Segment Start: Data listing

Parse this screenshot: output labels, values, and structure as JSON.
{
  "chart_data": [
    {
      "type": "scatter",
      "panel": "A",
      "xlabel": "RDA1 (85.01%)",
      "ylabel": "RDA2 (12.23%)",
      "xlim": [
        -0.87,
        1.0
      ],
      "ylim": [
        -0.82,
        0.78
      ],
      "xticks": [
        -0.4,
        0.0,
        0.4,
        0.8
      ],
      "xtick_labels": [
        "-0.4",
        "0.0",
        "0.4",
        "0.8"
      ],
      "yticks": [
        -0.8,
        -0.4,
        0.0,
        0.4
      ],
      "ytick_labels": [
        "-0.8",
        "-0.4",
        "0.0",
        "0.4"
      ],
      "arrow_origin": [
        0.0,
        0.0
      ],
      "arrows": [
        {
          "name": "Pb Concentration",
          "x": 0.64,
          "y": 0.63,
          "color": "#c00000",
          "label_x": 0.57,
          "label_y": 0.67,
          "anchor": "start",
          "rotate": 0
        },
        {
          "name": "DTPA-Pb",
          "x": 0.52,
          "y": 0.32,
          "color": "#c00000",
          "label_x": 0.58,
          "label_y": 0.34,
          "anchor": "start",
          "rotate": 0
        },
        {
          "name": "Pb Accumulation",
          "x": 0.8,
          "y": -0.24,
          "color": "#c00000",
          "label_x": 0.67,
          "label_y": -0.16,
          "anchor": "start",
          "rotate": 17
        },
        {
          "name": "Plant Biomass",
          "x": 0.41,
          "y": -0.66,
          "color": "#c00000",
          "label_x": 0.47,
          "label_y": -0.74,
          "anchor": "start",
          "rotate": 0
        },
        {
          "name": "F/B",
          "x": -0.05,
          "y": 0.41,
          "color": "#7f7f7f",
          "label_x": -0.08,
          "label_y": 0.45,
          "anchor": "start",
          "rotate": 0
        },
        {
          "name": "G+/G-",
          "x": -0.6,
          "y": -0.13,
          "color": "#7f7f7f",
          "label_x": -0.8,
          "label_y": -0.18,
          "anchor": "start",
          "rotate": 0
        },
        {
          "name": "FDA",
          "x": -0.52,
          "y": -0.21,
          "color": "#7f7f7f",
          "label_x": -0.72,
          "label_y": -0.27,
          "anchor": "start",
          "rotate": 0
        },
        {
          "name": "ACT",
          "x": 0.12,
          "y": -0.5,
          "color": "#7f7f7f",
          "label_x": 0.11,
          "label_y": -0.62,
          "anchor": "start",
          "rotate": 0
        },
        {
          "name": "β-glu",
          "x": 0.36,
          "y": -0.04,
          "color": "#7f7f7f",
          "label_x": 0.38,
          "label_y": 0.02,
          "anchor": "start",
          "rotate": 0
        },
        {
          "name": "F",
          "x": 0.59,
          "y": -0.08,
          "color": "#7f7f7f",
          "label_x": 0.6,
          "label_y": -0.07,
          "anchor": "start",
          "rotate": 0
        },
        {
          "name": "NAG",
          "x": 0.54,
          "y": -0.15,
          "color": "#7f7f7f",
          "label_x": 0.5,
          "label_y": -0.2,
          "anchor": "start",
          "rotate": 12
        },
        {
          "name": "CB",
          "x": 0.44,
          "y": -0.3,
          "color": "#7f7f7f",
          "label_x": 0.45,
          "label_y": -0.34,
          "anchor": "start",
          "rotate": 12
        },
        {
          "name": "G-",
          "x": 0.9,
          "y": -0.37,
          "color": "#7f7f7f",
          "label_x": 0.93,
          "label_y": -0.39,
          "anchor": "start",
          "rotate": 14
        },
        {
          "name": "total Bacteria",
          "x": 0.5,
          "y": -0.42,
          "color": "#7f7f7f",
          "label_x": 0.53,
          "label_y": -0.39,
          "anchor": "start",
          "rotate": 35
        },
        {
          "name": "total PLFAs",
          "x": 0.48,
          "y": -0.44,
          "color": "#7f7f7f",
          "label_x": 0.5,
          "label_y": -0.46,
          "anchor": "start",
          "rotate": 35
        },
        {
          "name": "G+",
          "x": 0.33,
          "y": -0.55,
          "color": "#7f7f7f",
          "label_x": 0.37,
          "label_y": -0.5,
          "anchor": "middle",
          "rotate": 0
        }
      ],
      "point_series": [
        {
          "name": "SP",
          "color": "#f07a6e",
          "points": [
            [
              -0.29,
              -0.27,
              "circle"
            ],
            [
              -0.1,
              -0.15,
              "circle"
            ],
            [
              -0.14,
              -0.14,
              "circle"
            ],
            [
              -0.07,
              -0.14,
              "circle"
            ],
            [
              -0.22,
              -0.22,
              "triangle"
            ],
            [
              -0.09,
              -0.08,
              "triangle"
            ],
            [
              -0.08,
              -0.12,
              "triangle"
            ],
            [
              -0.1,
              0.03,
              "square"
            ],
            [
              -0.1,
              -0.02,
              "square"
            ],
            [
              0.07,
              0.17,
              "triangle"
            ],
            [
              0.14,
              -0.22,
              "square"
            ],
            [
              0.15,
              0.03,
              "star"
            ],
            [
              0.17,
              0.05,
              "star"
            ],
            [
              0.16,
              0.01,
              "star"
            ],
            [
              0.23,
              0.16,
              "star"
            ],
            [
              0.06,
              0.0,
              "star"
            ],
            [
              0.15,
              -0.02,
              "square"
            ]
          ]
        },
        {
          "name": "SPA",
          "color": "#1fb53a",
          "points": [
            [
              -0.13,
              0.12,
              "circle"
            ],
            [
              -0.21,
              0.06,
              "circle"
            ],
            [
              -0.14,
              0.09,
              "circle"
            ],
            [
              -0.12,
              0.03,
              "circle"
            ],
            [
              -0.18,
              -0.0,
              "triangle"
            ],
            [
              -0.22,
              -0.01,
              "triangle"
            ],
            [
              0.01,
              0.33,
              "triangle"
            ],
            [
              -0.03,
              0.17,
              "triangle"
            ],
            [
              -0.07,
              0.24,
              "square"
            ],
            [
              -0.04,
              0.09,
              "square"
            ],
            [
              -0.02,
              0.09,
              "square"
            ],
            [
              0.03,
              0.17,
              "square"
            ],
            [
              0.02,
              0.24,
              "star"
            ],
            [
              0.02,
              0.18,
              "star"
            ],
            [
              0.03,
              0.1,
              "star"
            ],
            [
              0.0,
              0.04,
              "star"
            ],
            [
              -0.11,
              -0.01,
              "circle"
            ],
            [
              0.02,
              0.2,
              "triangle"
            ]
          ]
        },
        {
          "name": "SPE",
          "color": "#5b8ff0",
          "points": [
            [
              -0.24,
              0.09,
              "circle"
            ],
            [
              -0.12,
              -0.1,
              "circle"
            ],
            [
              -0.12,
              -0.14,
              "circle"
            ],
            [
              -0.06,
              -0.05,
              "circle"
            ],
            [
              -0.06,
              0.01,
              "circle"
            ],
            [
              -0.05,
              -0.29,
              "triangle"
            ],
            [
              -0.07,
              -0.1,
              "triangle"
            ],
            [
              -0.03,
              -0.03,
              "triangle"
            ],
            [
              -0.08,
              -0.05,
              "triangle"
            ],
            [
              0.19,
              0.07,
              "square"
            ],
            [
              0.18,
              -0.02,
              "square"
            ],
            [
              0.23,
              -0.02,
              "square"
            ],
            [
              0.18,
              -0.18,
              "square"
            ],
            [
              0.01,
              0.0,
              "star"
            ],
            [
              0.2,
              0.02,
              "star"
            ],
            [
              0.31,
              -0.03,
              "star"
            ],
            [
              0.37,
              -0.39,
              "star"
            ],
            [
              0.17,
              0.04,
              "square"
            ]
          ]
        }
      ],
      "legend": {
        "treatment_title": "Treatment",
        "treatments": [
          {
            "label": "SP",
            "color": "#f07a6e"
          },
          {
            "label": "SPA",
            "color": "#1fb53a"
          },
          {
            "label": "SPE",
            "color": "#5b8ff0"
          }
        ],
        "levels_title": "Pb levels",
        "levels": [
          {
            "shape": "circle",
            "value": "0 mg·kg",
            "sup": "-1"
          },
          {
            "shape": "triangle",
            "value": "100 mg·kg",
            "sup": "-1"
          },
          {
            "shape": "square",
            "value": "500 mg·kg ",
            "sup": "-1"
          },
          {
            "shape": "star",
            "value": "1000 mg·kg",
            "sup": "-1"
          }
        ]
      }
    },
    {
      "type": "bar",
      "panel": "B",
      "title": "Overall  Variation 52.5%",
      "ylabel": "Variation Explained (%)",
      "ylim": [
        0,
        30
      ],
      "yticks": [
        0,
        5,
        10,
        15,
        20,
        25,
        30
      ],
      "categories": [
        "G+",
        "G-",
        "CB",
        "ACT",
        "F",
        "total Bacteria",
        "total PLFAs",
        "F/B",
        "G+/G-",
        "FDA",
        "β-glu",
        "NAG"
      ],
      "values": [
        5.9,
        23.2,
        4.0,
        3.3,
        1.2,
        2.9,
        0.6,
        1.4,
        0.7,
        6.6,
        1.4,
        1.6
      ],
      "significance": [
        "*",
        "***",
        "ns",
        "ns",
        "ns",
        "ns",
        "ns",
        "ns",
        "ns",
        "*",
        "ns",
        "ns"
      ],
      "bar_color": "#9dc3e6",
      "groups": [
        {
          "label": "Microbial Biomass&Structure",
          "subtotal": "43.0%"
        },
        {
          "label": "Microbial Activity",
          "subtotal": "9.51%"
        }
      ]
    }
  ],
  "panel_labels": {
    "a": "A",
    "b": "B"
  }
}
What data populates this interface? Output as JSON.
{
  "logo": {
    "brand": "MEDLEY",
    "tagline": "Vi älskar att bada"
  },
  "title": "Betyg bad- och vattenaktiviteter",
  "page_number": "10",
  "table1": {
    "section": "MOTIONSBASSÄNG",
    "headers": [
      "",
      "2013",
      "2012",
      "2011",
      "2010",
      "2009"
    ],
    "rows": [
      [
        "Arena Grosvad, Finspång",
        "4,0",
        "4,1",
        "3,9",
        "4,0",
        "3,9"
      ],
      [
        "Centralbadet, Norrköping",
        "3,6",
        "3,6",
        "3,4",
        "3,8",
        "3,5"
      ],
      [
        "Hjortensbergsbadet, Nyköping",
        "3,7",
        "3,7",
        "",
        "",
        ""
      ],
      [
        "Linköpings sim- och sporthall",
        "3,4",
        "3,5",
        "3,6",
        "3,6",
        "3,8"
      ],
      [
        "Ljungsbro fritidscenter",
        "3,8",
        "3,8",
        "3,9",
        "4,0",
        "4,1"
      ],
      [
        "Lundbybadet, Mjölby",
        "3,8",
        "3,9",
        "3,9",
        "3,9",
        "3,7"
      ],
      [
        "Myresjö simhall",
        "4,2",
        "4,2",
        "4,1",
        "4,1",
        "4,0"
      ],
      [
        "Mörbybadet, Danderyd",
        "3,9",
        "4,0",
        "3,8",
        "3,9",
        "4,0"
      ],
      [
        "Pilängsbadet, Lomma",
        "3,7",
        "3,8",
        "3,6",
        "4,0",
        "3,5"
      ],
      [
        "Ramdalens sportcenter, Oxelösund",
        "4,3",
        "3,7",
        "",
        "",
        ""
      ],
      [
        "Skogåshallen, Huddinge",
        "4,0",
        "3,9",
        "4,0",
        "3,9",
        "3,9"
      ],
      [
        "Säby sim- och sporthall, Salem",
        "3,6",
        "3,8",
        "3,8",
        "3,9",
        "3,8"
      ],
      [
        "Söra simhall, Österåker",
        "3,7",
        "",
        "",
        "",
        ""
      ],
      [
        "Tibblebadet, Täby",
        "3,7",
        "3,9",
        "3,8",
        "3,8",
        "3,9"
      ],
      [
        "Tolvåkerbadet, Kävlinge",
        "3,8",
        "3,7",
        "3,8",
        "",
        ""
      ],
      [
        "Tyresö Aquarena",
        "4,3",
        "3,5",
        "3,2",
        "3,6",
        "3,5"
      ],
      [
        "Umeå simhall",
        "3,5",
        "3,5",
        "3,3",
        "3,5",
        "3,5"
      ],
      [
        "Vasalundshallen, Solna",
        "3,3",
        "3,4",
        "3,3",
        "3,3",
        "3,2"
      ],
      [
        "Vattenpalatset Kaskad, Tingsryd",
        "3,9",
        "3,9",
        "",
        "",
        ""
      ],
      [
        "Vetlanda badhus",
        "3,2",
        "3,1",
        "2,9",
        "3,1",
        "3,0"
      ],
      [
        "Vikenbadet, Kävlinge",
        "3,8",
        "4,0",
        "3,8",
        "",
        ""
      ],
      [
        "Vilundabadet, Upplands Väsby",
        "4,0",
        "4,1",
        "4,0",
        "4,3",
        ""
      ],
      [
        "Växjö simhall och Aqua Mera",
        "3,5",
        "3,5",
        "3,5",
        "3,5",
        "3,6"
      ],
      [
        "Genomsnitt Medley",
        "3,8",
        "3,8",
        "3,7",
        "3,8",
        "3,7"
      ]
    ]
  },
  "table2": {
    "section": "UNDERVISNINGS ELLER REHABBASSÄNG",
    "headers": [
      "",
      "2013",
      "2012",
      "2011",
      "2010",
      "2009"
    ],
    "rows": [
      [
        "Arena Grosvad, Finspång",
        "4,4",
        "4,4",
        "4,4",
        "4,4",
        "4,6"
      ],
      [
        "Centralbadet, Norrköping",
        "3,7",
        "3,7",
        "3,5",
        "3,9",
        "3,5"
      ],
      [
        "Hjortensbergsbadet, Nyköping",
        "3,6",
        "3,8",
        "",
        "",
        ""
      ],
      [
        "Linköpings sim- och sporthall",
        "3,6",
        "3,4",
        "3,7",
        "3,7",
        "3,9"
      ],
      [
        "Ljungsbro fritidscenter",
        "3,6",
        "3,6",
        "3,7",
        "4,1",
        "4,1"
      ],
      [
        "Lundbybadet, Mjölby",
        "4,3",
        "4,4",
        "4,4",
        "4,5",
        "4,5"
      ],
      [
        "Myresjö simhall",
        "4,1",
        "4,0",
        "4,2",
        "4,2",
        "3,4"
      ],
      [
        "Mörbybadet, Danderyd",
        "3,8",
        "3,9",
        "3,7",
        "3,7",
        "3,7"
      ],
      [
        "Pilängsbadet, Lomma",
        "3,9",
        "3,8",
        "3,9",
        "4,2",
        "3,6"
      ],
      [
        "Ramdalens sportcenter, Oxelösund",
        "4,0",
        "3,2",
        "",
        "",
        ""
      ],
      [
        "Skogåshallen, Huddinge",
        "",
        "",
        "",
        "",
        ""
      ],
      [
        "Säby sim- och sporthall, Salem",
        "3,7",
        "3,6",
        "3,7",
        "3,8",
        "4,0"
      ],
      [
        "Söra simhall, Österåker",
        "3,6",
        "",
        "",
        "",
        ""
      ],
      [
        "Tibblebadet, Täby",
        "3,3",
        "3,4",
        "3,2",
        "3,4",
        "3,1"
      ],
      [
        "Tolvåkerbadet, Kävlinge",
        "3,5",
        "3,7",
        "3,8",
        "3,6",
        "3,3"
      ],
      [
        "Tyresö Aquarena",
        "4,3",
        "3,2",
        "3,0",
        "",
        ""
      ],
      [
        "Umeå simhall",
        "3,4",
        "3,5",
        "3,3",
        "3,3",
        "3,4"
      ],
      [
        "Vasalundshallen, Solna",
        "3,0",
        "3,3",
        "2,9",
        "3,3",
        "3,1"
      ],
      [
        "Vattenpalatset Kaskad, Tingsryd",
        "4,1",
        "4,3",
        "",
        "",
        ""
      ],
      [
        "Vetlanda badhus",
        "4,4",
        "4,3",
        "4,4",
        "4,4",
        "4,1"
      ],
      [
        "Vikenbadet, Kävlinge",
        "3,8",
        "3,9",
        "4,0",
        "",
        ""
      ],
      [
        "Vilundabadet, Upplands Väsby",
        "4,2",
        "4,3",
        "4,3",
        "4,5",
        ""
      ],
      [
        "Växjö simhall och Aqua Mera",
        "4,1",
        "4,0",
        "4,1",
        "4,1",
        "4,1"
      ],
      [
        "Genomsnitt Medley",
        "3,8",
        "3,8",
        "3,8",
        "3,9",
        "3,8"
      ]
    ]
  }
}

Segment End: Data listing

▸ **Task details**: Copy each line of the listing that carries the string "Microbial".

▸ **The completed task**:
          "label": "Microbial Biomass&Structure",
          "label": "Microbial Activity",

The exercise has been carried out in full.